#### Data supplied ####

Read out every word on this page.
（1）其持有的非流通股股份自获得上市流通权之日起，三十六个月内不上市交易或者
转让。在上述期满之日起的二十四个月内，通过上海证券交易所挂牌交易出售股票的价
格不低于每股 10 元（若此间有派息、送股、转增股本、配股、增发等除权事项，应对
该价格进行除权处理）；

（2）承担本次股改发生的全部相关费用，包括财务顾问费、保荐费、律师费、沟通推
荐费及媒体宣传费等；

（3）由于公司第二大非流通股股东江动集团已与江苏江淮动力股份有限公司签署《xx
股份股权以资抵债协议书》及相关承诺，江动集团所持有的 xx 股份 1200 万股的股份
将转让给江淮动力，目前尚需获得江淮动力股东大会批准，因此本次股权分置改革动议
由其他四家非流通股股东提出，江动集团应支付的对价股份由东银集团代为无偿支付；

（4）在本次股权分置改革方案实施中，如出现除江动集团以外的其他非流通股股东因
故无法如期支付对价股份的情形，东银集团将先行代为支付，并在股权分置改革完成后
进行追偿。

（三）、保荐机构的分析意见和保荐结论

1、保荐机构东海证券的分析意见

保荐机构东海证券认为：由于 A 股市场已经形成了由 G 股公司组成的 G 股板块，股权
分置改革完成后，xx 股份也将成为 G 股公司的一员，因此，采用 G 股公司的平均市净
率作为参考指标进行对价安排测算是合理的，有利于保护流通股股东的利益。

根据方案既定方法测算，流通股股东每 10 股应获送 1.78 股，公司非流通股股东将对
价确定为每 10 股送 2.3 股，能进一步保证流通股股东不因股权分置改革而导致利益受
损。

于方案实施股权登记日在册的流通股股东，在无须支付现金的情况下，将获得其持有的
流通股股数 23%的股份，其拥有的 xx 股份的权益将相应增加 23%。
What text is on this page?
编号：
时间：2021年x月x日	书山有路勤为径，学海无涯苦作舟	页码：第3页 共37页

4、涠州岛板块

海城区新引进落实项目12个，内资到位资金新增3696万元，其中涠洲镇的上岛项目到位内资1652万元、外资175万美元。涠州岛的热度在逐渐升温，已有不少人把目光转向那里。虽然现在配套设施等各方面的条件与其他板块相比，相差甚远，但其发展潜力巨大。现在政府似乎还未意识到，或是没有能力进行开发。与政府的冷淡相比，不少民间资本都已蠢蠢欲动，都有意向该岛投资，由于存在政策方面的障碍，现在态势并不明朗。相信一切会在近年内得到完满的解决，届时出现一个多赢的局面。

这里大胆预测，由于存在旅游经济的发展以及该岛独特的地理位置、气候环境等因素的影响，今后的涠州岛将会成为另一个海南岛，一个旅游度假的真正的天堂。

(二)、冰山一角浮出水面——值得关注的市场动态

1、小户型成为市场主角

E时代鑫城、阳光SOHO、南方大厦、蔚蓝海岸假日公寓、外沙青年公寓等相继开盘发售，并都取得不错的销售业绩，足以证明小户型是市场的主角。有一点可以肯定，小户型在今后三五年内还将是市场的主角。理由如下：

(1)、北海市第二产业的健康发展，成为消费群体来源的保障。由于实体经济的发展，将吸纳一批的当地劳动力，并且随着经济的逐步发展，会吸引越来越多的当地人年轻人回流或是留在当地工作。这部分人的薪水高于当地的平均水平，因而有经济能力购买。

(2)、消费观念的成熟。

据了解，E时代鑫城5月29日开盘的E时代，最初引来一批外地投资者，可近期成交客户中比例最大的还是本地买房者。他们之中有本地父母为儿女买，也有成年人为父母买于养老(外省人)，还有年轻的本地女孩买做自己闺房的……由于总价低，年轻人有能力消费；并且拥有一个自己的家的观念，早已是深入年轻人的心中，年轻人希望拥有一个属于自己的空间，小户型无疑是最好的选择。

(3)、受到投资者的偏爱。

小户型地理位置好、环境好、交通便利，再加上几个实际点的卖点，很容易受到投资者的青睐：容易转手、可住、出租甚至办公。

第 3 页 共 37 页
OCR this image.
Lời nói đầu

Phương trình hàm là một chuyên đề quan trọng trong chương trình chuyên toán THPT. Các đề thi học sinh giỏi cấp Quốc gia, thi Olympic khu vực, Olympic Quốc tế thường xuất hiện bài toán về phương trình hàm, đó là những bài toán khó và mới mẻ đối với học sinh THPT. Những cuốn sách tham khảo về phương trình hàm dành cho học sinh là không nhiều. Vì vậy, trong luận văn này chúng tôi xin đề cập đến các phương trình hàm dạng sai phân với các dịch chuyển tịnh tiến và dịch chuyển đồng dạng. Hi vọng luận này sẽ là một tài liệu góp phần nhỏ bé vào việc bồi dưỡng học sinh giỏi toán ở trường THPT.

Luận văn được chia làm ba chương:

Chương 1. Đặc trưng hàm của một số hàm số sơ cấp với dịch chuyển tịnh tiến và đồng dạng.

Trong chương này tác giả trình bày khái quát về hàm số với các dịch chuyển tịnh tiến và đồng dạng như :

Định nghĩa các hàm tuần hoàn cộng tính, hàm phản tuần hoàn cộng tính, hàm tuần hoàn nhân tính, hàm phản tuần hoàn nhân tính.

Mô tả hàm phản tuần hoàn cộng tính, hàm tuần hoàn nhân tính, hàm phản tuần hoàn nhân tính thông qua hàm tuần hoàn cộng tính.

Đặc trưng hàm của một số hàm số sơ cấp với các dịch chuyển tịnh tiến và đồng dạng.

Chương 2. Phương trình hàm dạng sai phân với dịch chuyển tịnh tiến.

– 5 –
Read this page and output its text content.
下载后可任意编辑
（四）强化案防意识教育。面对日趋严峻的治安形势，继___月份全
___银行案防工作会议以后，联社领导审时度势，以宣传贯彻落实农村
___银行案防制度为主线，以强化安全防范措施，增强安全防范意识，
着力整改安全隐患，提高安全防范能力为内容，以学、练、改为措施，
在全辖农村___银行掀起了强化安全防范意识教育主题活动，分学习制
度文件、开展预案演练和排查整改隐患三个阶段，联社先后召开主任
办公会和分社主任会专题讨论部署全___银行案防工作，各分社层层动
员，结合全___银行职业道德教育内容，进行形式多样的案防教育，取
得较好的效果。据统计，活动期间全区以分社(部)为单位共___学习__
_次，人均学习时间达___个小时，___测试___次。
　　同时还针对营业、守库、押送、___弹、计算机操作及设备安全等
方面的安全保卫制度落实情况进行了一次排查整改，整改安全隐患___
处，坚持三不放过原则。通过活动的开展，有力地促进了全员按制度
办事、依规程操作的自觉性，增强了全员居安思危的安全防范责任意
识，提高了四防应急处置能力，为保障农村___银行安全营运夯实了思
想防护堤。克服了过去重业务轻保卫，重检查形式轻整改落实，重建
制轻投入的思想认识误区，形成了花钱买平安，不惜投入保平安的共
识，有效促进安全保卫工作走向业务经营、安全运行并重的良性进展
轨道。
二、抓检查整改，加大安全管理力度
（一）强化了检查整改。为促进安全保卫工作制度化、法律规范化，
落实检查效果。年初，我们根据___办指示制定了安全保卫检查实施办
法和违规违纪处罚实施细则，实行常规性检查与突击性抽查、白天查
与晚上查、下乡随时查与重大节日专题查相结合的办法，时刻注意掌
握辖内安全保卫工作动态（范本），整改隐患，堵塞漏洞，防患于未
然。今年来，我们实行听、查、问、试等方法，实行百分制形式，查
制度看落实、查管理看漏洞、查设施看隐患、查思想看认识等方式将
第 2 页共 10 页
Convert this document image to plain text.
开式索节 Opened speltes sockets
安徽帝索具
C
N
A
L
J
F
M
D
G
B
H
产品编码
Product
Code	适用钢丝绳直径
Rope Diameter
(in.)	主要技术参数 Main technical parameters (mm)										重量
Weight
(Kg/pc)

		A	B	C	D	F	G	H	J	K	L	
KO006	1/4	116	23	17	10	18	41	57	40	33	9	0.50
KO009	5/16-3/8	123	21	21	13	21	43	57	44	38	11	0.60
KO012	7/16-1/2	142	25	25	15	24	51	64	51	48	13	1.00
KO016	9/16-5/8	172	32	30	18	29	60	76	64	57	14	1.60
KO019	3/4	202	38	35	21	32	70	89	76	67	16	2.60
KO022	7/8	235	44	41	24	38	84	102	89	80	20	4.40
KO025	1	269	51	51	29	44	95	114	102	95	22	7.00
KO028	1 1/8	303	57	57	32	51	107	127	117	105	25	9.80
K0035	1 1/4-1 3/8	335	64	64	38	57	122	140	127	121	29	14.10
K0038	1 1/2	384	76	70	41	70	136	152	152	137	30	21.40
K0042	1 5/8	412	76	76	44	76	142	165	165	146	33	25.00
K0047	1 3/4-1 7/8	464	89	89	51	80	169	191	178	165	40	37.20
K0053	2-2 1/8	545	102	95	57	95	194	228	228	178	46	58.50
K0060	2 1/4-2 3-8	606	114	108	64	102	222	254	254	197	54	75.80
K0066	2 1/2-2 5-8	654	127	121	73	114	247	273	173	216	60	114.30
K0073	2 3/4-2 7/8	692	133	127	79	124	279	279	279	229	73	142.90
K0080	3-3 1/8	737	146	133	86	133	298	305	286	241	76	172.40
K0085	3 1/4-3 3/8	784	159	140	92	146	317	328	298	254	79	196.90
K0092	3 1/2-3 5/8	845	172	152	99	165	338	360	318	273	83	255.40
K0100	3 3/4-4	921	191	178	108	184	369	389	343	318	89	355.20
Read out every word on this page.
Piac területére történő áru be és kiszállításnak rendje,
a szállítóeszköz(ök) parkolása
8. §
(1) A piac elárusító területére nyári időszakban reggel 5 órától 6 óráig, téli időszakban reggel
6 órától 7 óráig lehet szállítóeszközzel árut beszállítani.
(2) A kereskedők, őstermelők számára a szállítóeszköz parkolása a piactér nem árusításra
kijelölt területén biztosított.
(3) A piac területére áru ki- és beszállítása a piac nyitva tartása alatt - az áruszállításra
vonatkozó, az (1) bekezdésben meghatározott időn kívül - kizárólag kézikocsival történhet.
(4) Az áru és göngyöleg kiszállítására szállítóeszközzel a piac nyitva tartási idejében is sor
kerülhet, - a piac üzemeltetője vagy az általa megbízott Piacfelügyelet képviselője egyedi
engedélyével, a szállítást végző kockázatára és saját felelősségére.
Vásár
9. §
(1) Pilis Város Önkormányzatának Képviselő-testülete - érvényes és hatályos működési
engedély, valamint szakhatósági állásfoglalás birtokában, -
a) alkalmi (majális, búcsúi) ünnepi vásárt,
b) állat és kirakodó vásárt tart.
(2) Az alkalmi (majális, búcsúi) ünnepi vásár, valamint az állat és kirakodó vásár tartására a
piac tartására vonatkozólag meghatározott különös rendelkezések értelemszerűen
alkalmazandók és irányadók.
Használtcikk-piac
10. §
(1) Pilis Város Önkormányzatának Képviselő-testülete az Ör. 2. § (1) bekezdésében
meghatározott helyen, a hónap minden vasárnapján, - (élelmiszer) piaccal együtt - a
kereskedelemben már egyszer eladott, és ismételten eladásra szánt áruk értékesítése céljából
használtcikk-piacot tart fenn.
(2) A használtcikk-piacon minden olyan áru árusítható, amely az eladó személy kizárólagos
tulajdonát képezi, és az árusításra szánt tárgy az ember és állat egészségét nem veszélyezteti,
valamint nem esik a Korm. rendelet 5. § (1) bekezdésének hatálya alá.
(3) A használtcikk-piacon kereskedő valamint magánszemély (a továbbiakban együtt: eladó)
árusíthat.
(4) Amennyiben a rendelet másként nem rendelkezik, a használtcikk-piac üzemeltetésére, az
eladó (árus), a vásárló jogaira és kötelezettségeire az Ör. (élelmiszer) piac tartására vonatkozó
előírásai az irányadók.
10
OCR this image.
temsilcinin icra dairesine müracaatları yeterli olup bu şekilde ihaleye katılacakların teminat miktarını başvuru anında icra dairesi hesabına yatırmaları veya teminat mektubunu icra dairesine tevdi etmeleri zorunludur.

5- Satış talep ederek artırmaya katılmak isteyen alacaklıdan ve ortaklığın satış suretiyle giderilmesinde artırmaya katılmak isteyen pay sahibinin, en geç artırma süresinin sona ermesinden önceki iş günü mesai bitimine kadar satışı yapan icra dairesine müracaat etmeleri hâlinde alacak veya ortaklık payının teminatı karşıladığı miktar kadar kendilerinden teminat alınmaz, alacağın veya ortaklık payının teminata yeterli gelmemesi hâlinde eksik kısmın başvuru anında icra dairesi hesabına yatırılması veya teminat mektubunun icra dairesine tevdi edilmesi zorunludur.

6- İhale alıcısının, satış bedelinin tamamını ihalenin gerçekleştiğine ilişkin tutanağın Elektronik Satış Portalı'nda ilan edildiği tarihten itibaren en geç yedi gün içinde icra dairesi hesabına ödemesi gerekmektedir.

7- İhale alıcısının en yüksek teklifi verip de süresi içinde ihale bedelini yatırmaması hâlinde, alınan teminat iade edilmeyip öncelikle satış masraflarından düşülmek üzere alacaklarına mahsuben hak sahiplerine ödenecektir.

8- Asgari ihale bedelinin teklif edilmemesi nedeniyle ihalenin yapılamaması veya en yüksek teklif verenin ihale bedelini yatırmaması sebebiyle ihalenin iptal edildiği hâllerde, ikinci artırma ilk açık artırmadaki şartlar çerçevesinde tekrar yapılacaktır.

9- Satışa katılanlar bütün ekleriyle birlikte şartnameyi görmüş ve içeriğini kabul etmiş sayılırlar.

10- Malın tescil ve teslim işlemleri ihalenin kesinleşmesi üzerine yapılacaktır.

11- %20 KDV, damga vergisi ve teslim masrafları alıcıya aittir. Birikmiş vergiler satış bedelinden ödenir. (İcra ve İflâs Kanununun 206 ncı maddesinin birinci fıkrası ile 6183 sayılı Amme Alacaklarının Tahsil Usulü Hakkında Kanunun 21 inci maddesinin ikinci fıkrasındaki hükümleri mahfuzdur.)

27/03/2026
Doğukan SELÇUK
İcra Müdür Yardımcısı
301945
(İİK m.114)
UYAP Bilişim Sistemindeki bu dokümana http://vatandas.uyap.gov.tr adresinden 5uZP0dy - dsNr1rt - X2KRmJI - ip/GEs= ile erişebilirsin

####

▶ _Task description_: Locate the word "tính" in the entries, and copy every line where it is found.

▶ _Solved problem_:
Định nghĩa các hàm tuần hoàn cộng tính, hàm phản tuần hoàn cộng tính, hàm tuần hoàn nhân tính, hàm phản tuần hoàn nhân tính.
Mô tả hàm phản tuần hoàn cộng tính, hàm tuần hoàn nhân tính, hàm phản tuần hoàn nhân tính thông qua hàm tuần hoàn cộng tính.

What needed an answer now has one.